> PROBLEM STATEMENT:
Copy out each line of the listing that has the word "uomini" in it.

^^^^

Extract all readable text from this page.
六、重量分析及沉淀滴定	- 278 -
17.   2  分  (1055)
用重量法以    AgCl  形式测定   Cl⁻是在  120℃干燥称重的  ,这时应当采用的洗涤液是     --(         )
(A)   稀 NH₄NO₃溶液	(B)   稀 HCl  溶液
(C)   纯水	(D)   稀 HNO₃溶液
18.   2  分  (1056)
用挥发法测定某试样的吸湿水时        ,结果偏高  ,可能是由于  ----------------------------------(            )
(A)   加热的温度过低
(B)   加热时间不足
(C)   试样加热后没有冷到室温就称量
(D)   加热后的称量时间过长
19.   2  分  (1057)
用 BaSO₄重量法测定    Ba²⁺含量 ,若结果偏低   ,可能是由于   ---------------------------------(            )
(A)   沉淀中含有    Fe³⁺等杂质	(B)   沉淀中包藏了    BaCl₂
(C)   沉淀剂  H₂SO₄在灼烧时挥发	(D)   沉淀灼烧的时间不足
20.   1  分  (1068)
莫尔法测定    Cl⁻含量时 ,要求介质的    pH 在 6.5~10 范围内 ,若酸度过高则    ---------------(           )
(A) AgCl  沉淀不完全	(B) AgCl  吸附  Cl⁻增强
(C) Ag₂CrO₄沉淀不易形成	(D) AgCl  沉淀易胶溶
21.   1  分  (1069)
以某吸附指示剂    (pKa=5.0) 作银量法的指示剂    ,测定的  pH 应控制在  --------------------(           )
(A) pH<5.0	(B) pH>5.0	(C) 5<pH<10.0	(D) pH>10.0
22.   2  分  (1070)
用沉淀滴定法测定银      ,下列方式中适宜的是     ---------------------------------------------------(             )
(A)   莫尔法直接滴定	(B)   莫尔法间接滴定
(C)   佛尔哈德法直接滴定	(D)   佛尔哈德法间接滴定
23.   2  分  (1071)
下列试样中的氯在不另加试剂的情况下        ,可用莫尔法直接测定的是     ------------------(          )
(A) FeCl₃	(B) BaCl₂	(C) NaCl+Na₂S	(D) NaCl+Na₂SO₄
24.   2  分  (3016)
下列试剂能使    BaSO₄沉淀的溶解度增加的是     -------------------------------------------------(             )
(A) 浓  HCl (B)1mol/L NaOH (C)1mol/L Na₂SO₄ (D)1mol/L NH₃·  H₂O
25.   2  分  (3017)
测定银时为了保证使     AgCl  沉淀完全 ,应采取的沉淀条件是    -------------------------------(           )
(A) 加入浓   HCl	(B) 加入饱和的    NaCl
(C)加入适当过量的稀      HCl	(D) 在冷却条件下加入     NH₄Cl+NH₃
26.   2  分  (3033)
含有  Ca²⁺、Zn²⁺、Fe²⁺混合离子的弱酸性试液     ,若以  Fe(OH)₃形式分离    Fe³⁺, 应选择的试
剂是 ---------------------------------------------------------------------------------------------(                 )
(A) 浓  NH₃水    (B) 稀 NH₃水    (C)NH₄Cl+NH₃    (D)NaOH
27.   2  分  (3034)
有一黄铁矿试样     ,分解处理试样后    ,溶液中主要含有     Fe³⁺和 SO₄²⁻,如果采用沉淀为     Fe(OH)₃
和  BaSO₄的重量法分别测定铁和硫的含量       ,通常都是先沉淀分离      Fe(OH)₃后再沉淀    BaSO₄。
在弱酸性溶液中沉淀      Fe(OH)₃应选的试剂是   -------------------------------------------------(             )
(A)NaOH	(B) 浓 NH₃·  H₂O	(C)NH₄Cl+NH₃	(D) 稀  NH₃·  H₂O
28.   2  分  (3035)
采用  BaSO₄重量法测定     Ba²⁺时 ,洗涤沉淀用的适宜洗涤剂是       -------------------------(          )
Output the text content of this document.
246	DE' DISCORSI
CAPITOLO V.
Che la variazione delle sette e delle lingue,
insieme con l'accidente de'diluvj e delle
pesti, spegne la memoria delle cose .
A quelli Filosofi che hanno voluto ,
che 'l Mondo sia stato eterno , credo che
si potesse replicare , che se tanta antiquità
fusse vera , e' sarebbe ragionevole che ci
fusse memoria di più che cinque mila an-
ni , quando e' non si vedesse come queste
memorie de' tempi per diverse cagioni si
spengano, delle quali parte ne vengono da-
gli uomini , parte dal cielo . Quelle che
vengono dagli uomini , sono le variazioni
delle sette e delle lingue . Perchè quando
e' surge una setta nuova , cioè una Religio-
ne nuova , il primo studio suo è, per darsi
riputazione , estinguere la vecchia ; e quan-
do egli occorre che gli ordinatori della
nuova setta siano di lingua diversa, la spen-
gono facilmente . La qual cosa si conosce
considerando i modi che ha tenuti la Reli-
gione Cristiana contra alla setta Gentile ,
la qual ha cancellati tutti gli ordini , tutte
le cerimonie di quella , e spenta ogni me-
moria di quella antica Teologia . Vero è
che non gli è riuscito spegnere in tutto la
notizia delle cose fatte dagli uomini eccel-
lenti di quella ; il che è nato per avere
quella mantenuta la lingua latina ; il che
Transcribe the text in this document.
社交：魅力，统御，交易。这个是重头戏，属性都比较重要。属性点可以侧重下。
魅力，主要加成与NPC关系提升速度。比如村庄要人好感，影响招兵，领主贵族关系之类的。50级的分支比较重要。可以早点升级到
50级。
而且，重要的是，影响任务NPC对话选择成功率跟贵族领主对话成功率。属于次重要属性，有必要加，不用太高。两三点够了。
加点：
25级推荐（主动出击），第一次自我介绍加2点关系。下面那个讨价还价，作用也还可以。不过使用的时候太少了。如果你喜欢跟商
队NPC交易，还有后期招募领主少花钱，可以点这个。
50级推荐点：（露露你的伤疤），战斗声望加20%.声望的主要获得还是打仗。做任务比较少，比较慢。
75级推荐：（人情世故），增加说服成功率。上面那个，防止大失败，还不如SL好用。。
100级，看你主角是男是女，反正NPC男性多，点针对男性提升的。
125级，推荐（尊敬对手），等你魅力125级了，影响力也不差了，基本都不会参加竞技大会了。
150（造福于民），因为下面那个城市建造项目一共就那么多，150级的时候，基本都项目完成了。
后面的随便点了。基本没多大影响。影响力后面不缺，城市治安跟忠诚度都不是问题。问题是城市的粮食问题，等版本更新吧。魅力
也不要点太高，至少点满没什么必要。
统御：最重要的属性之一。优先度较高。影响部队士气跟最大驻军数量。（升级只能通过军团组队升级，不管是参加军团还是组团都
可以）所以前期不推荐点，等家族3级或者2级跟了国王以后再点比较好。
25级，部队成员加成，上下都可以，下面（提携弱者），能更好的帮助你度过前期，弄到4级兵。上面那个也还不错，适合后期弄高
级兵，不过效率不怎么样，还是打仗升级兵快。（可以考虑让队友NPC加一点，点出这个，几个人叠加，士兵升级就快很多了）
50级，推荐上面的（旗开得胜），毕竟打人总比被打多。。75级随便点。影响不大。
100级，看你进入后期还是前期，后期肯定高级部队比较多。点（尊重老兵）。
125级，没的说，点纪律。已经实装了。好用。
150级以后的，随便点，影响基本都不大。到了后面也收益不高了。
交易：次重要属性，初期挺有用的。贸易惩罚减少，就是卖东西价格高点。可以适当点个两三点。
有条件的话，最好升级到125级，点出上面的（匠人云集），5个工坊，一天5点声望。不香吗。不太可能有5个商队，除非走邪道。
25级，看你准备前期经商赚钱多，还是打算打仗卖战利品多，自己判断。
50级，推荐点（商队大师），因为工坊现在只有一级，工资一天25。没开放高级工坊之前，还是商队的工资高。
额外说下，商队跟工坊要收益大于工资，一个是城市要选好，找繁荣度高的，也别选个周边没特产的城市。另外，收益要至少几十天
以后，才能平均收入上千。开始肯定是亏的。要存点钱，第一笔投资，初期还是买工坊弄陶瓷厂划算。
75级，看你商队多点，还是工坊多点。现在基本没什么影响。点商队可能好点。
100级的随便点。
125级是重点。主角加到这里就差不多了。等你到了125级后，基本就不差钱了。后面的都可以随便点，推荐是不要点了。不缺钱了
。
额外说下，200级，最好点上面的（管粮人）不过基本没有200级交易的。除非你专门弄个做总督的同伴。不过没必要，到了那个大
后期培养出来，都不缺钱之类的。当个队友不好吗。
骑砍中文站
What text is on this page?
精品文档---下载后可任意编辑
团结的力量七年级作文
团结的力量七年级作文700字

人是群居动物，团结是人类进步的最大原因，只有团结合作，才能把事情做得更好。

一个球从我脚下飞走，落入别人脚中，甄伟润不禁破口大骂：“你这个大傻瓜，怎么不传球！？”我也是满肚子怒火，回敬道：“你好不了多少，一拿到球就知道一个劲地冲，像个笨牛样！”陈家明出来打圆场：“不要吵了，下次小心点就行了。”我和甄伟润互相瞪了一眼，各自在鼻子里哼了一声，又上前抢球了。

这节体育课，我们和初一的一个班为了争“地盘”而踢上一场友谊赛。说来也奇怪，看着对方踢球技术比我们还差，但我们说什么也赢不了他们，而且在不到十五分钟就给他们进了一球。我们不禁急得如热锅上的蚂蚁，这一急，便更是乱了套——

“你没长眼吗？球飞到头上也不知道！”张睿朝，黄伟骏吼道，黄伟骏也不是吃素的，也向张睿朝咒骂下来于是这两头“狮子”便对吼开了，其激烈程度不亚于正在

^^^^

> REPLY:
gli uomini , parte dal cielo . Quelle che
vengono dagli uomini , sono le variazioni
notizia delle cose fatte dagli uomini eccel-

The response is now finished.